- _Task statement_
Transcribe the records below exactly.
# START OF Task data
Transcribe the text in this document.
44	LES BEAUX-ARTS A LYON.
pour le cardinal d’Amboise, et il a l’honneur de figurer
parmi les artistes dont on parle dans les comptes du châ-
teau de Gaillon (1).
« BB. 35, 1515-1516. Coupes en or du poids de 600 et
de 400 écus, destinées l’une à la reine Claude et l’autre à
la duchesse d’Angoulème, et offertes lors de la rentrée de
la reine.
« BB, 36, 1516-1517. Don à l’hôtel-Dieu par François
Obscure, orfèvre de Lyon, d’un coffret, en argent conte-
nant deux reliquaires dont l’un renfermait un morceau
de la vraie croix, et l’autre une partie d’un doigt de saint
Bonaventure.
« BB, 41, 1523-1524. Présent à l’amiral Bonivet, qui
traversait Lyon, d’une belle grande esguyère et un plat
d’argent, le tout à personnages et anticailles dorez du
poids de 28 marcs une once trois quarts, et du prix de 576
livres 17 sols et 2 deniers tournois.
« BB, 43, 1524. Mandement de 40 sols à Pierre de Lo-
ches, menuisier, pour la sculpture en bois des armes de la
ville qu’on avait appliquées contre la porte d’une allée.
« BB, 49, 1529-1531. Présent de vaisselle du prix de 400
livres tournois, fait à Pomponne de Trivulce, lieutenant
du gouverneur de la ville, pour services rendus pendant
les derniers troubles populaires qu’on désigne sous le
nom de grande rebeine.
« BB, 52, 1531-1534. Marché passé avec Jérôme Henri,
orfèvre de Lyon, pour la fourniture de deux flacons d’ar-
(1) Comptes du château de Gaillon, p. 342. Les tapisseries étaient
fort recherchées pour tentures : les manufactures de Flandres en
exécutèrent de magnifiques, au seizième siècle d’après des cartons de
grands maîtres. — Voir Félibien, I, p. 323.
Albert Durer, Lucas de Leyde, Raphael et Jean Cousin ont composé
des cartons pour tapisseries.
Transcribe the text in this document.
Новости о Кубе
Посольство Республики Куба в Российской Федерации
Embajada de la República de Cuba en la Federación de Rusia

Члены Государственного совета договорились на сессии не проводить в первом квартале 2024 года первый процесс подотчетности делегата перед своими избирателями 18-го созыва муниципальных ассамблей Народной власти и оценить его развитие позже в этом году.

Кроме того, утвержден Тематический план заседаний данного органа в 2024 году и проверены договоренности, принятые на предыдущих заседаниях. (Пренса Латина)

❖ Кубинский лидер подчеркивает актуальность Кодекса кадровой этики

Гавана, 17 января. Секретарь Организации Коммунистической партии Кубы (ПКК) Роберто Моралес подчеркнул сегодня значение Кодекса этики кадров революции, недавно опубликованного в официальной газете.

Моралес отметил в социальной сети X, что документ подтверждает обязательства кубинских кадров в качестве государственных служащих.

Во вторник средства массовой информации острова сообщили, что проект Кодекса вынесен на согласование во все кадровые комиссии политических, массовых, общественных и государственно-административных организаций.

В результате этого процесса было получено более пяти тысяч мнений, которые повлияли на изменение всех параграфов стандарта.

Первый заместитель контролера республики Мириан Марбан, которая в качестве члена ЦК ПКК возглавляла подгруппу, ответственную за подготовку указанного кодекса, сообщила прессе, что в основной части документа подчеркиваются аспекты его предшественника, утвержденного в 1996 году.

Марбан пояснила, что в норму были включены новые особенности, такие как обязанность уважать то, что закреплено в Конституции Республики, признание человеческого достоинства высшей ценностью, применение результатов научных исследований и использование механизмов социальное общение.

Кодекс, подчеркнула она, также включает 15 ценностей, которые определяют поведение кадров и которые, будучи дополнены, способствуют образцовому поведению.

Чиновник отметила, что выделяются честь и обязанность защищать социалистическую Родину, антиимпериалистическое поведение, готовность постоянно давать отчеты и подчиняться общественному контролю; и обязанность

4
# END OF Task data
- _Response to the exercise_
Transcribe the text in this document.
44	LES BEAUX-ARTS A LYON.
pour le cardinal d’Amboise, et il a l’honneur de figurer
parmi les artistes dont on parle dans les comptes du châ-
teau de Gaillon (1).
« BB. 35, 1515-1516. Coupes en or du poids de 600 et
de 400 écus, destinées l’une à la reine Claude et l’autre à
la duchesse d’Angoulème, et offertes lors de la rentrée de
la reine.
« BB, 36, 1516-1517. Don à l’hôtel-Dieu par François
Obscure, orfèvre de Lyon, d’un coffret, en argent conte-
nant deux reliquaires dont l’un renfermait un morceau
de la vraie croix, et l’autre une partie d’un doigt de saint
Bonaventure.
« BB, 41, 1523-1524. Présent à l’amiral Bonivet, qui
traversait Lyon, d’une belle grande esguyère et un plat
d’argent, le tout à personnages et anticailles dorez du
poids de 28 marcs une once trois quarts, et du prix de 576
livres 17 sols et 2 deniers tournois.
« BB, 43, 1524. Mandement de 40 sols à Pierre de Lo-
ches, menuisier, pour la sculpture en bois des armes de la
ville qu’on avait appliquées contre la porte d’une allée.
« BB, 49, 1529-1531. Présent de vaisselle du prix de 400
livres tournois, fait à Pomponne de Trivulce, lieutenant
du gouverneur de la ville, pour services rendus pendant
les derniers troubles populaires qu’on désigne sous le
nom de grande rebeine.
« BB, 52, 1531-1534. Marché passé avec Jérôme Henri,
orfèvre de Lyon, pour la fourniture de deux flacons d’ar-
(1) Comptes du château de Gaillon, p. 342. Les tapisseries étaient
fort recherchées pour tentures : les manufactures de Flandres en
exécutèrent de magnifiques, au seizième siècle d’après des cartons de
grands maîtres. — Voir Félibien, I, p. 323.
Albert Durer, Lucas de Leyde, Raphael et Jean Cousin ont composé
des cartons pour tapisseries.
Transcribe the text in this document.
Новости о Кубе
Посольство Республики Куба в Российской Федерации
Embajada de la República de Cuba en la Federación de Rusia

Члены Государственного совета договорились на сессии не проводить в первом квартале 2024 года первый процесс подотчетности делегата перед своими избирателями 18-го созыва муниципальных ассамблей Народной власти и оценить его развитие позже в этом году.

Кроме того, утвержден Тематический план заседаний данного органа в 2024 году и проверены договоренности, принятые на предыдущих заседаниях. (Пренса Латина)

❖ Кубинский лидер подчеркивает актуальность Кодекса кадровой этики

Гавана, 17 января. Секретарь Организации Коммунистической партии Кубы (ПКК) Роберто Моралес подчеркнул сегодня значение Кодекса этики кадров революции, недавно опубликованного в официальной газете.

Моралес отметил в социальной сети X, что документ подтверждает обязательства кубинских кадров в качестве государственных служащих.

Во вторник средства массовой информации острова сообщили, что проект Кодекса вынесен на согласование во все кадровые комиссии политических, массовых, общественных и государственно-административных организаций.

В результате этого процесса было получено более пяти тысяч мнений, которые повлияли на изменение всех параграфов стандарта.

Первый заместитель контролера республики Мириан Марбан, которая в качестве члена ЦК ПКК возглавляла подгруппу, ответственную за подготовку указанного кодекса, сообщила прессе, что в основной части документа подчеркиваются аспекты его предшественника, утвержденного в 1996 году.

Марбан пояснила, что в норму были включены новые особенности, такие как обязанность уважать то, что закреплено в Конституции Республики, признание человеческого достоинства высшей ценностью, применение результатов научных исследований и использование механизмов социальное общение.

Кодекс, подчеркнула она, также включает 15 ценностей, которые определяют поведение кадров и которые, будучи дополнены, способствуют образцовому поведению.

Чиновник отметила, что выделяются честь и обязанность защищать социалистическую Родину, антиимпериалистическое поведение, готовность постоянно давать отчеты и подчиняться общественному контролю; и обязанность

4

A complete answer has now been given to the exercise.